Quote the copyright clause verbatim, starting with "Each such Work" and going on through "from the Company.".

Reading passage »
+++

Each such Work is a “work for hire” and the Company may file applications to register copyright as author thereof. The Executive will take whatever steps and do whatever acts the Company reasonably requests, including, but not limited to,
placement of the Company’s proper copyright notice on such Works to secure or aid in securing copyright protection and will assist the Company or its nominees in filing applications to register claims of copyright in such works. The Executive
will not reproduce, distribute, display publicly, or perform publicly, alone or in combination with any data processing or network system, any Works of the Company without the written permission from the Company.

+++

Data to examine »

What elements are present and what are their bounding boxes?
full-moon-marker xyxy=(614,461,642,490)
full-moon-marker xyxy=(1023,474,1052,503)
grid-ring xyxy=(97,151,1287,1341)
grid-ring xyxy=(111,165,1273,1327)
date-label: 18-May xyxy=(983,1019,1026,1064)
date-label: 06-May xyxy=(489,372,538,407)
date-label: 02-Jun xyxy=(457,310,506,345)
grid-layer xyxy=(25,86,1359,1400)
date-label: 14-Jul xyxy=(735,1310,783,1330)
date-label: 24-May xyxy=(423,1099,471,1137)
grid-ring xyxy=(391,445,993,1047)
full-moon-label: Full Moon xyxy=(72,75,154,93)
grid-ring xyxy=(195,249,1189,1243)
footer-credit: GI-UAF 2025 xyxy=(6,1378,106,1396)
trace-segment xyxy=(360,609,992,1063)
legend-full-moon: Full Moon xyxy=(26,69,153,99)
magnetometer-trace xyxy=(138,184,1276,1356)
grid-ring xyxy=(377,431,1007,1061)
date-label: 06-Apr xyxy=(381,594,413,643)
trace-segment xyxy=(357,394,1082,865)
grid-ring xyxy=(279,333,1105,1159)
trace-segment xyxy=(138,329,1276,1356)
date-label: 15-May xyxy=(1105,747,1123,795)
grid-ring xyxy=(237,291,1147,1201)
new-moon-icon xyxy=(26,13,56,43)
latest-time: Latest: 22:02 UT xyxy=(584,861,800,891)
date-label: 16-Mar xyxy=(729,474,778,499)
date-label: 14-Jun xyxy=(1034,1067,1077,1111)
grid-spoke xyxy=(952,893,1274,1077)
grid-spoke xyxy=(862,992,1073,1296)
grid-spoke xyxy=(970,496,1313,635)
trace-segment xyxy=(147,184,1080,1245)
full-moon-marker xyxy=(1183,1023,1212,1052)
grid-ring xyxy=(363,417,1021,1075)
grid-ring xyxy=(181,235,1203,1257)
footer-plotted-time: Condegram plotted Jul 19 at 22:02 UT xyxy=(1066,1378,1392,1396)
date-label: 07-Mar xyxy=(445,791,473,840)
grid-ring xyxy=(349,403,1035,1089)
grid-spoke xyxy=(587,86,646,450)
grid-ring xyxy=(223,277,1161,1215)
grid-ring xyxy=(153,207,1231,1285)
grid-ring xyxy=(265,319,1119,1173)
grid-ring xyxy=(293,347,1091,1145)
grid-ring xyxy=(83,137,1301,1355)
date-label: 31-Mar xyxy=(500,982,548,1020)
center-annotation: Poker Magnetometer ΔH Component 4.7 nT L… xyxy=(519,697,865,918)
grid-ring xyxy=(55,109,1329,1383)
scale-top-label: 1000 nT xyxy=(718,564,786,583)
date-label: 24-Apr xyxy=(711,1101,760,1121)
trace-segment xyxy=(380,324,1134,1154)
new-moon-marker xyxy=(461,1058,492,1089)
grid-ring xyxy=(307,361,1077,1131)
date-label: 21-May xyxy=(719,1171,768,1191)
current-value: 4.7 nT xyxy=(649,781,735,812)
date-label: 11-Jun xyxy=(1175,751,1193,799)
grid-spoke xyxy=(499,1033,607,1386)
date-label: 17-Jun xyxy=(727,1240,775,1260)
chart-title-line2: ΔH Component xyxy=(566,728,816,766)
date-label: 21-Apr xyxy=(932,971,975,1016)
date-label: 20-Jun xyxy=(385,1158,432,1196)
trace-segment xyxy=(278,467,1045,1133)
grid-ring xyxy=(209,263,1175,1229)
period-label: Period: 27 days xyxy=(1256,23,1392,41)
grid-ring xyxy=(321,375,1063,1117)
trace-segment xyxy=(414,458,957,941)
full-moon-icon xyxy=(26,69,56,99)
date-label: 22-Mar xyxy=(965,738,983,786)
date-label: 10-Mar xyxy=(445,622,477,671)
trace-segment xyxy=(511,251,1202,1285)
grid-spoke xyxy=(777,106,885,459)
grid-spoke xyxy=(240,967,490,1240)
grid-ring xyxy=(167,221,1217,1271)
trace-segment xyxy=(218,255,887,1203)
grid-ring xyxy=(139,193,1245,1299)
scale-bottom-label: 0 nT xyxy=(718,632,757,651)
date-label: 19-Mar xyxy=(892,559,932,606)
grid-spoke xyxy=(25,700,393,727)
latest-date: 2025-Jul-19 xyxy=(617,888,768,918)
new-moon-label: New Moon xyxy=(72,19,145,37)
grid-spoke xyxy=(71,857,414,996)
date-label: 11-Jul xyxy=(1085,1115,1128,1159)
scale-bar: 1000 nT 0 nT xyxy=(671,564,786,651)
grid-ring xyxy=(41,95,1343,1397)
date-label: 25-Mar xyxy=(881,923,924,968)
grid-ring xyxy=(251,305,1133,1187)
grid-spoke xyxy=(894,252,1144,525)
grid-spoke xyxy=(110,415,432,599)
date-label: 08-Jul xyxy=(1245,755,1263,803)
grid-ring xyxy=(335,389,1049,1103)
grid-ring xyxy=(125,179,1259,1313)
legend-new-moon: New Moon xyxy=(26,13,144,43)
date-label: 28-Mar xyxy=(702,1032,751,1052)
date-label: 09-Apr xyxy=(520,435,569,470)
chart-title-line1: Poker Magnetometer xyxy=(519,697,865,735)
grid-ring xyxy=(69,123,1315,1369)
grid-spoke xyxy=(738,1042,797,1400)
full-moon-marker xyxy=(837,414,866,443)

+++

Answer box »
Each such Work is a “work for hire” and the Company may file applications to register copyright as author thereof. The Executive will take whatever steps and do whatever acts the Company reasonably requests, including, but not limited to,
placement of the Company’s proper copyright notice on such Works to secure or aid in securing copyright protection and will assist the Company or its nominees in filing applications to register claims of copyright in such works. The Executive
will not reproduce, distribute, display publicly, or perform publicly, alone or in combination with any data processing or network system, any Works of the Company without the written permission from the Company.